Entries provided >>
---------------

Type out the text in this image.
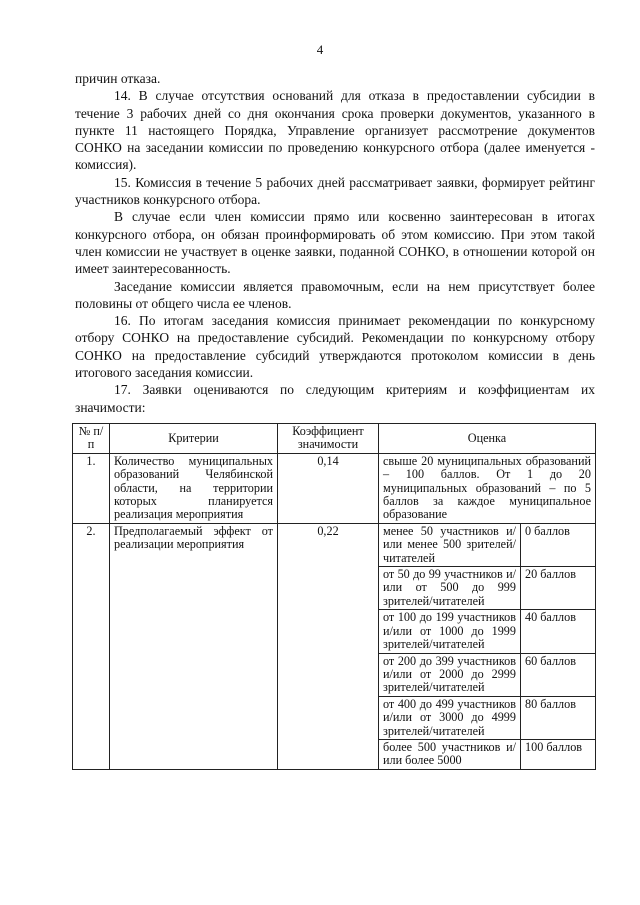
4

причин отказа.

14. В случае отсутствия оснований для отказа в предоставлении субсидии в течение 3 рабочих дней со дня окончания срока проверки документов, указанного в пункте 11 настоящего Порядка, Управление организует рассмотрение документов СОНКО на заседании комиссии по проведению конкурсного отбора (далее именуется - комиссия).

15. Комиссия в течение 5 рабочих дней рассматривает заявки, формирует рейтинг участников конкурсного отбора.

В случае если член комиссии прямо или косвенно заинтересован в итогах конкурсного отбора, он обязан проинформировать об этом комиссию. При этом такой член комиссии не участвует в оценке заявки, поданной СОНКО, в отношении которой он имеет заинтересованность.

Заседание комиссии является правомочным, если на нем присутствует более половины от общего числа ее членов.

16. По итогам заседания комиссия принимает рекомендации по конкурсному отбору СОНКО на предоставление субсидий. Рекомендации по конкурсному отбору СОНКО на предоставление субсидий утверждаются протоколом комиссии в день итогового заседания комиссии.

17. Заявки оцениваются по следующим критериям и коэффициентам их значимости:

№ п/п	Критерии	Коэффициент значимости	Оценка	
1.	Количество муниципальных образований Челябинской области, на территории которых планируется реализация мероприятия	0,14	свыше 20 муниципальных образований – 100 баллов. От 1 до 20 муниципальных образований – по 5 баллов за каждое муниципальное образование	
2.	Предполагаемый эффект от реализации мероприятия	0,22	менее 50 участников и/или менее 500 зрителей/читателей	0 баллов
			от 50 до 99 участников и/или от 500 до 999 зрителей/читателей	20 баллов
			от 100 до 199 участников и/или от 1000 до 1999 зрителей/читателей	40 баллов
			от 200 до 399 участников и/или от 2000 до 2999 зрителей/читателей	60 баллов
			от 400 до 499 участников и/или от 3000 до 4999 зрителей/читателей	80 баллов
			более 500 участников и/или более 5000	100 баллов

---------------

Prompt >> Copy out each record shown above without alteration, skipping any picture.

Task result >>
Type out the text in this image.
4

причин отказа.

14. В случае отсутствия оснований для отказа в предоставлении субсидии в течение 3 рабочих дней со дня окончания срока проверки документов, указанного в пункте 11 настоящего Порядка, Управление организует рассмотрение документов СОНКО на заседании комиссии по проведению конкурсного отбора (далее именуется - комиссия).

15. Комиссия в течение 5 рабочих дней рассматривает заявки, формирует рейтинг участников конкурсного отбора.

В случае если член комиссии прямо или косвенно заинтересован в итогах конкурсного отбора, он обязан проинформировать об этом комиссию. При этом такой член комиссии не участвует в оценке заявки, поданной СОНКО, в отношении которой он имеет заинтересованность.

Заседание комиссии является правомочным, если на нем присутствует более половины от общего числа ее членов.

16. По итогам заседания комиссия принимает рекомендации по конкурсному отбору СОНКО на предоставление субсидий. Рекомендации по конкурсному отбору СОНКО на предоставление субсидий утверждаются протоколом комиссии в день итогового заседания комиссии.

17. Заявки оцениваются по следующим критериям и коэффициентам их значимости:

№ п/п	Критерии	Коэффициент значимости	Оценка	
1.	Количество муниципальных образований Челябинской области, на территории которых планируется реализация мероприятия	0,14	свыше 20 муниципальных образований – 100 баллов. От 1 до 20 муниципальных образований – по 5 баллов за каждое муниципальное образование	
2.	Предполагаемый эффект от реализации мероприятия	0,22	менее 50 участников и/или менее 500 зрителей/читателей	0 баллов
			от 50 до 99 участников и/или от 500 до 999 зрителей/читателей	20 баллов
			от 100 до 199 участников и/или от 1000 до 1999 зрителей/читателей	40 баллов
			от 200 до 399 участников и/или от 2000 до 2999 зрителей/читателей	60 баллов
			от 400 до 499 участников и/или от 3000 до 4999 зрителей/читателей	80 баллов
			более 500 участников и/или более 5000	100 баллов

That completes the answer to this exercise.